DIRECTIONS: Every line below should be repeated exactly.

RECORDED DATA:

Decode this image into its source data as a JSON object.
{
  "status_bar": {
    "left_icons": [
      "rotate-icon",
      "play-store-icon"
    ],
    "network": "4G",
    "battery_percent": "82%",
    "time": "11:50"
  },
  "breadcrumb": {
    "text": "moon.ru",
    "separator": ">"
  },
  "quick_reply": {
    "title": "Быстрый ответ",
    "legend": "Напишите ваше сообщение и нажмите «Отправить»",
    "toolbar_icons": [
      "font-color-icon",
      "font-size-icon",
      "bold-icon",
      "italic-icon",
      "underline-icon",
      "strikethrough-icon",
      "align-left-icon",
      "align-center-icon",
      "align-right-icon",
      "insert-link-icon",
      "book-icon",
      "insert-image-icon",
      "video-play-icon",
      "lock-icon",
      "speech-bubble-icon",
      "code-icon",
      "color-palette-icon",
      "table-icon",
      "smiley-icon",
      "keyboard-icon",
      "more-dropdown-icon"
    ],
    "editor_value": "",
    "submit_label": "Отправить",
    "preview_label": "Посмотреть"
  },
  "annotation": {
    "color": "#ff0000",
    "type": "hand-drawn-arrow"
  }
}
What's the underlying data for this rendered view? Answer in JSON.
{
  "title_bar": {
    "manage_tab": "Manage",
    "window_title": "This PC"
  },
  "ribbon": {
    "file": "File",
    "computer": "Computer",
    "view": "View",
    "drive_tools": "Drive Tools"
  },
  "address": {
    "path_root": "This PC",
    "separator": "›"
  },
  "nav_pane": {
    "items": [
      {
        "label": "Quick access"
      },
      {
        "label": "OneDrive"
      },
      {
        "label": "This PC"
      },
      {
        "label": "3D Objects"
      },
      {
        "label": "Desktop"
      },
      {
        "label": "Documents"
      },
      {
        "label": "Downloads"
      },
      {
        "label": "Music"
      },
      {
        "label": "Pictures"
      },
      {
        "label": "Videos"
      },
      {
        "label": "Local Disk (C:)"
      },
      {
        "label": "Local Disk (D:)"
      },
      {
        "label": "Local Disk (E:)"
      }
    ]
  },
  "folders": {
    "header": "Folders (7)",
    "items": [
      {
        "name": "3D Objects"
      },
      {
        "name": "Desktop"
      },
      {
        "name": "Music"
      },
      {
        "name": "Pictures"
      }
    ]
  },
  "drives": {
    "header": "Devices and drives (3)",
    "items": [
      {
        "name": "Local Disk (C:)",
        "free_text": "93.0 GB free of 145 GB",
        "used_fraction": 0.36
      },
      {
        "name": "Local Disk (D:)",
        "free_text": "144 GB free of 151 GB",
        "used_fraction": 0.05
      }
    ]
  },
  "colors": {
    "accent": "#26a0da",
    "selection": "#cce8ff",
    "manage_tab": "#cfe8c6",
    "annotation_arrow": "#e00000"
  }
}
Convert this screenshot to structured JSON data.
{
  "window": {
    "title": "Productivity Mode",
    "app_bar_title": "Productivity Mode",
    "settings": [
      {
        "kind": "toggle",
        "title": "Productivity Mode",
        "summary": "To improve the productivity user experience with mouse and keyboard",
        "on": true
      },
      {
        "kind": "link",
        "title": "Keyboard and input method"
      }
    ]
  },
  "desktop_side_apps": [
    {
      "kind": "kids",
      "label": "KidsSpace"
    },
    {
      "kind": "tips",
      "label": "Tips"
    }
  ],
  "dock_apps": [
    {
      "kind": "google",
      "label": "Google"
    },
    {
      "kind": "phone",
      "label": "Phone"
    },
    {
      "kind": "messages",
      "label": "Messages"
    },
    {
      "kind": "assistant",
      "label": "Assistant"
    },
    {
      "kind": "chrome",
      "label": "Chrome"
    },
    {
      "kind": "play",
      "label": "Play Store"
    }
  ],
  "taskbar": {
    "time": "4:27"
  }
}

TASK RESULT:
Decode this image into its source data as a JSON object.
{
  "status_bar": {
    "left_icons": [
      "rotate-icon",
      "play-store-icon"
    ],
    "network": "4G",
    "battery_percent": "82%",
    "time": "11:50"
  },
  "breadcrumb": {
    "text": "moon.ru",
    "separator": ">"
  },
  "quick_reply": {
    "title": "Быстрый ответ",
    "legend": "Напишите ваше сообщение и нажмите «Отправить»",
    "toolbar_icons": [
      "font-color-icon",
      "font-size-icon",
      "bold-icon",
      "italic-icon",
      "underline-icon",
      "strikethrough-icon",
      "align-left-icon",
      "align-center-icon",
      "align-right-icon",
      "insert-link-icon",
      "book-icon",
      "insert-image-icon",
      "video-play-icon",
      "lock-icon",
      "speech-bubble-icon",
      "code-icon",
      "color-palette-icon",
      "table-icon",
      "smiley-icon",
      "keyboard-icon",
      "more-dropdown-icon"
    ],
    "editor_value": "",
    "submit_label": "Отправить",
    "preview_label": "Посмотреть"
  },
  "annotation": {
    "color": "#ff0000",
    "type": "hand-drawn-arrow"
  }
}
What's the underlying data for this rendered view? Answer in JSON.
{
  "title_bar": {
    "manage_tab": "Manage",
    "window_title": "This PC"
  },
  "ribbon": {
    "file": "File",
    "computer": "Computer",
    "view": "View",
    "drive_tools": "Drive Tools"
  },
  "address": {
    "path_root": "This PC",
    "separator": "›"
  },
  "nav_pane": {
    "items": [
      {
        "label": "Quick access"
      },
      {
        "label": "OneDrive"
      },
      {
        "label": "This PC"
      },
      {
        "label": "3D Objects"
      },
      {
        "label": "Desktop"
      },
      {
        "label": "Documents"
      },
      {
        "label": "Downloads"
      },
      {
        "label": "Music"
      },
      {
        "label": "Pictures"
      },
      {
        "label": "Videos"
      },
      {
        "label": "Local Disk (C:)"
      },
      {
        "label": "Local Disk (D:)"
      },
      {
        "label": "Local Disk (E:)"
      }
    ]
  },
  "folders": {
    "header": "Folders (7)",
    "items": [
      {
        "name": "3D Objects"
      },
      {
        "name": "Desktop"
      },
      {
        "name": "Music"
      },
      {
        "name": "Pictures"
      }
    ]
  },
  "drives": {
    "header": "Devices and drives (3)",
    "items": [
      {
        "name": "Local Disk (C:)",
        "free_text": "93.0 GB free of 145 GB",
        "used_fraction": 0.36
      },
      {
        "name": "Local Disk (D:)",
        "free_text": "144 GB free of 151 GB",
        "used_fraction": 0.05
      }
    ]
  },
  "colors": {
    "accent": "#26a0da",
    "selection": "#cce8ff",
    "manage_tab": "#cfe8c6",
    "annotation_arrow": "#e00000"
  }
}
Convert this screenshot to structured JSON data.
{
  "window": {
    "title": "Productivity Mode",
    "app_bar_title": "Productivity Mode",
    "settings": [
      {
        "kind": "toggle",
        "title": "Productivity Mode",
        "summary": "To improve the productivity user experience with mouse and keyboard",
        "on": true
      },
      {
        "kind": "link",
        "title": "Keyboard and input method"
      }
    ]
  },
  "desktop_side_apps": [
    {
      "kind": "kids",
      "label": "KidsSpace"
    },
    {
      "kind": "tips",
      "label": "Tips"
    }
  ],
  "dock_apps": [
    {
      "kind": "google",
      "label": "Google"
    },
    {
      "kind": "phone",
      "label": "Phone"
    },
    {
      "kind": "messages",
      "label": "Messages"
    },
    {
      "kind": "assistant",
      "label": "Assistant"
    },
    {
      "kind": "chrome",
      "label": "Chrome"
    },
    {
      "kind": "play",
      "label": "Play Store"
    }
  ],
  "taskbar": {
    "time": "4:27"
  }
}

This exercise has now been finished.